**DATA TO PROCESS**
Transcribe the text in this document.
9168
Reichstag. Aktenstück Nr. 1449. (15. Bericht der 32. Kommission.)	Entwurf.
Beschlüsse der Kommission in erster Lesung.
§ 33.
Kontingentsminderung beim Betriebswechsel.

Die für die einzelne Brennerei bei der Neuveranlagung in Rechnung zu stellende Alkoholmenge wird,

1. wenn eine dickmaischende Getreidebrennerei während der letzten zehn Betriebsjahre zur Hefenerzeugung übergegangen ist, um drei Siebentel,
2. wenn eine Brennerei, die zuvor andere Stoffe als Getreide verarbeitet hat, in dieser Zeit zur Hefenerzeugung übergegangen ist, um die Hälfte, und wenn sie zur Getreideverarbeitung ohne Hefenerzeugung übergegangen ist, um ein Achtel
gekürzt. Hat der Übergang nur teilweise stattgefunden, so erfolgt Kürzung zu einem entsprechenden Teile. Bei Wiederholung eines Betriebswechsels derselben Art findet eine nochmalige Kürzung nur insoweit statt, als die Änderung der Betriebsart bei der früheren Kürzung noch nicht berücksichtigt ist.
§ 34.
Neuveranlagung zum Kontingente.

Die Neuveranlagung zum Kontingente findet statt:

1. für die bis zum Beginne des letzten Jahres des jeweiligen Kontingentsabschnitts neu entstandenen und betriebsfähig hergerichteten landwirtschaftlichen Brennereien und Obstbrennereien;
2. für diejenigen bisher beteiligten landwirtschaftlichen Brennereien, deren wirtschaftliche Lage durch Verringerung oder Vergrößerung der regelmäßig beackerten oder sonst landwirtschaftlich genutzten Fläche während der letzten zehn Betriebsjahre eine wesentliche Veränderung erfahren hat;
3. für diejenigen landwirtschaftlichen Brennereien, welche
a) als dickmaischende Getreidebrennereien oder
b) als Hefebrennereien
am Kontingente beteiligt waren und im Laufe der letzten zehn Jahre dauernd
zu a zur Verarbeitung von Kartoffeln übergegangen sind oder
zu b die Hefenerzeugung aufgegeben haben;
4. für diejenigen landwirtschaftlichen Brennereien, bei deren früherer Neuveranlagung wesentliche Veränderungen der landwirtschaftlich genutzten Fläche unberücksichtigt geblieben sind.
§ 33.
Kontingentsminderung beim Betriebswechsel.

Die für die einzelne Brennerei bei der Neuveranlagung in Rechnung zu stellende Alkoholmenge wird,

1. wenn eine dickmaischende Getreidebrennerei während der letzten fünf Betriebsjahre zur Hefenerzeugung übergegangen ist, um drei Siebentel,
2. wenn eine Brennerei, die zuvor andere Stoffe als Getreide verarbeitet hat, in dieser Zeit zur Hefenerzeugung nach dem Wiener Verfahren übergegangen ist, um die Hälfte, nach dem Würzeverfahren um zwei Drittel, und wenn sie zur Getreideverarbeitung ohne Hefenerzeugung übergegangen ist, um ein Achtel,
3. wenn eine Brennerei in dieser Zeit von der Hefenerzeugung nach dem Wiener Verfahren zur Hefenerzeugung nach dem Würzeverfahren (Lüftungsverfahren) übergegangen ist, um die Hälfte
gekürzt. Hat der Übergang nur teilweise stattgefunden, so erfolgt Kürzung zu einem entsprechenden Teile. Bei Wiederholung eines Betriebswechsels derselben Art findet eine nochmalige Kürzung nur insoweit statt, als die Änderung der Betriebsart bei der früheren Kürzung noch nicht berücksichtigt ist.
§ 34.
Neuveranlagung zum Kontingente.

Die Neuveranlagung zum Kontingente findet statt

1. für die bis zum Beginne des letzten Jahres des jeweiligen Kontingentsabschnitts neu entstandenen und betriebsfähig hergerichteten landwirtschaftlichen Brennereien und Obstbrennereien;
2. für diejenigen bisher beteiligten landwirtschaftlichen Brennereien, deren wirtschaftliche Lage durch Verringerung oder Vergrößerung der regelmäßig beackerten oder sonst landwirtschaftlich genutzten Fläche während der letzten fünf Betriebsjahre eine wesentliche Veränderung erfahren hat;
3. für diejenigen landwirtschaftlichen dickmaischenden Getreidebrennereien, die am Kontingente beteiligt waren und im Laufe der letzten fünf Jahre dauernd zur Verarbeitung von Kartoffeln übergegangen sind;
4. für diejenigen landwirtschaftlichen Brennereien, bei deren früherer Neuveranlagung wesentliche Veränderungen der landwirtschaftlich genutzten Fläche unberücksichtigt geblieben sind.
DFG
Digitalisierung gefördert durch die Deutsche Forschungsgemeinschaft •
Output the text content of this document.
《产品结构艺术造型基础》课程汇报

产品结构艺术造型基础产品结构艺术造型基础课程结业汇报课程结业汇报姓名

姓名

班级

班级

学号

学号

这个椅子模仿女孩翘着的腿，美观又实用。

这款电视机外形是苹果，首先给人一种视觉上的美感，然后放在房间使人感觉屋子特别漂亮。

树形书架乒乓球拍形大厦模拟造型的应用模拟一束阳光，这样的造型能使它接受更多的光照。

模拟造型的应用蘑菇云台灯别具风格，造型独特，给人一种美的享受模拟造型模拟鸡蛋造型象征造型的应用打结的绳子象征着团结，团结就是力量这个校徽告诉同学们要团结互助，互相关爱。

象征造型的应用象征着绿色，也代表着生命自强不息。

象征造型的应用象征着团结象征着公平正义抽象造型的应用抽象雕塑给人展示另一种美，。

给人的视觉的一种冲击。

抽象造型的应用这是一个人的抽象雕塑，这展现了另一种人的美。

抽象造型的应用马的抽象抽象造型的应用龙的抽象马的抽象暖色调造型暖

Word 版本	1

**THE TASK**
Return every record above exactly as it appears.

**SOLVED PROBLEM**
Transcribe the text in this document.
9168
Reichstag. Aktenstück Nr. 1449. (15. Bericht der 32. Kommission.)	Entwurf.
Beschlüsse der Kommission in erster Lesung.
§ 33.
Kontingentsminderung beim Betriebswechsel.

Die für die einzelne Brennerei bei der Neuveranlagung in Rechnung zu stellende Alkoholmenge wird,

1. wenn eine dickmaischende Getreidebrennerei während der letzten zehn Betriebsjahre zur Hefenerzeugung übergegangen ist, um drei Siebentel,
2. wenn eine Brennerei, die zuvor andere Stoffe als Getreide verarbeitet hat, in dieser Zeit zur Hefenerzeugung übergegangen ist, um die Hälfte, und wenn sie zur Getreideverarbeitung ohne Hefenerzeugung übergegangen ist, um ein Achtel
gekürzt. Hat der Übergang nur teilweise stattgefunden, so erfolgt Kürzung zu einem entsprechenden Teile. Bei Wiederholung eines Betriebswechsels derselben Art findet eine nochmalige Kürzung nur insoweit statt, als die Änderung der Betriebsart bei der früheren Kürzung noch nicht berücksichtigt ist.
§ 34.
Neuveranlagung zum Kontingente.

Die Neuveranlagung zum Kontingente findet statt:

1. für die bis zum Beginne des letzten Jahres des jeweiligen Kontingentsabschnitts neu entstandenen und betriebsfähig hergerichteten landwirtschaftlichen Brennereien und Obstbrennereien;
2. für diejenigen bisher beteiligten landwirtschaftlichen Brennereien, deren wirtschaftliche Lage durch Verringerung oder Vergrößerung der regelmäßig beackerten oder sonst landwirtschaftlich genutzten Fläche während der letzten zehn Betriebsjahre eine wesentliche Veränderung erfahren hat;
3. für diejenigen landwirtschaftlichen Brennereien, welche
a) als dickmaischende Getreidebrennereien oder
b) als Hefebrennereien
am Kontingente beteiligt waren und im Laufe der letzten zehn Jahre dauernd
zu a zur Verarbeitung von Kartoffeln übergegangen sind oder
zu b die Hefenerzeugung aufgegeben haben;
4. für diejenigen landwirtschaftlichen Brennereien, bei deren früherer Neuveranlagung wesentliche Veränderungen der landwirtschaftlich genutzten Fläche unberücksichtigt geblieben sind.
§ 33.
Kontingentsminderung beim Betriebswechsel.

Die für die einzelne Brennerei bei der Neuveranlagung in Rechnung zu stellende Alkoholmenge wird,

1. wenn eine dickmaischende Getreidebrennerei während der letzten fünf Betriebsjahre zur Hefenerzeugung übergegangen ist, um drei Siebentel,
2. wenn eine Brennerei, die zuvor andere Stoffe als Getreide verarbeitet hat, in dieser Zeit zur Hefenerzeugung nach dem Wiener Verfahren übergegangen ist, um die Hälfte, nach dem Würzeverfahren um zwei Drittel, und wenn sie zur Getreideverarbeitung ohne Hefenerzeugung übergegangen ist, um ein Achtel,
3. wenn eine Brennerei in dieser Zeit von der Hefenerzeugung nach dem Wiener Verfahren zur Hefenerzeugung nach dem Würzeverfahren (Lüftungsverfahren) übergegangen ist, um die Hälfte
gekürzt. Hat der Übergang nur teilweise stattgefunden, so erfolgt Kürzung zu einem entsprechenden Teile. Bei Wiederholung eines Betriebswechsels derselben Art findet eine nochmalige Kürzung nur insoweit statt, als die Änderung der Betriebsart bei der früheren Kürzung noch nicht berücksichtigt ist.
§ 34.
Neuveranlagung zum Kontingente.

Die Neuveranlagung zum Kontingente findet statt

1. für die bis zum Beginne des letzten Jahres des jeweiligen Kontingentsabschnitts neu entstandenen und betriebsfähig hergerichteten landwirtschaftlichen Brennereien und Obstbrennereien;
2. für diejenigen bisher beteiligten landwirtschaftlichen Brennereien, deren wirtschaftliche Lage durch Verringerung oder Vergrößerung der regelmäßig beackerten oder sonst landwirtschaftlich genutzten Fläche während der letzten fünf Betriebsjahre eine wesentliche Veränderung erfahren hat;
3. für diejenigen landwirtschaftlichen dickmaischenden Getreidebrennereien, die am Kontingente beteiligt waren und im Laufe der letzten fünf Jahre dauernd zur Verarbeitung von Kartoffeln übergegangen sind;
4. für diejenigen landwirtschaftlichen Brennereien, bei deren früherer Neuveranlagung wesentliche Veränderungen der landwirtschaftlich genutzten Fläche unberücksichtigt geblieben sind.
DFG
Digitalisierung gefördert durch die Deutsche Forschungsgemeinschaft •
Output the text content of this document.
《产品结构艺术造型基础》课程汇报

产品结构艺术造型基础产品结构艺术造型基础课程结业汇报课程结业汇报姓名

姓名

班级

班级

学号

学号

这个椅子模仿女孩翘着的腿，美观又实用。

这款电视机外形是苹果，首先给人一种视觉上的美感，然后放在房间使人感觉屋子特别漂亮。

树形书架乒乓球拍形大厦模拟造型的应用模拟一束阳光，这样的造型能使它接受更多的光照。

模拟造型的应用蘑菇云台灯别具风格，造型独特，给人一种美的享受模拟造型模拟鸡蛋造型象征造型的应用打结的绳子象征着团结，团结就是力量这个校徽告诉同学们要团结互助，互相关爱。

象征造型的应用象征着绿色，也代表着生命自强不息。

象征造型的应用象征着团结象征着公平正义抽象造型的应用抽象雕塑给人展示另一种美，。

给人的视觉的一种冲击。

抽象造型的应用这是一个人的抽象雕塑，这展现了另一种人的美。

抽象造型的应用马的抽象抽象造型的应用龙的抽象马的抽象暖色调造型暖

Word 版本	1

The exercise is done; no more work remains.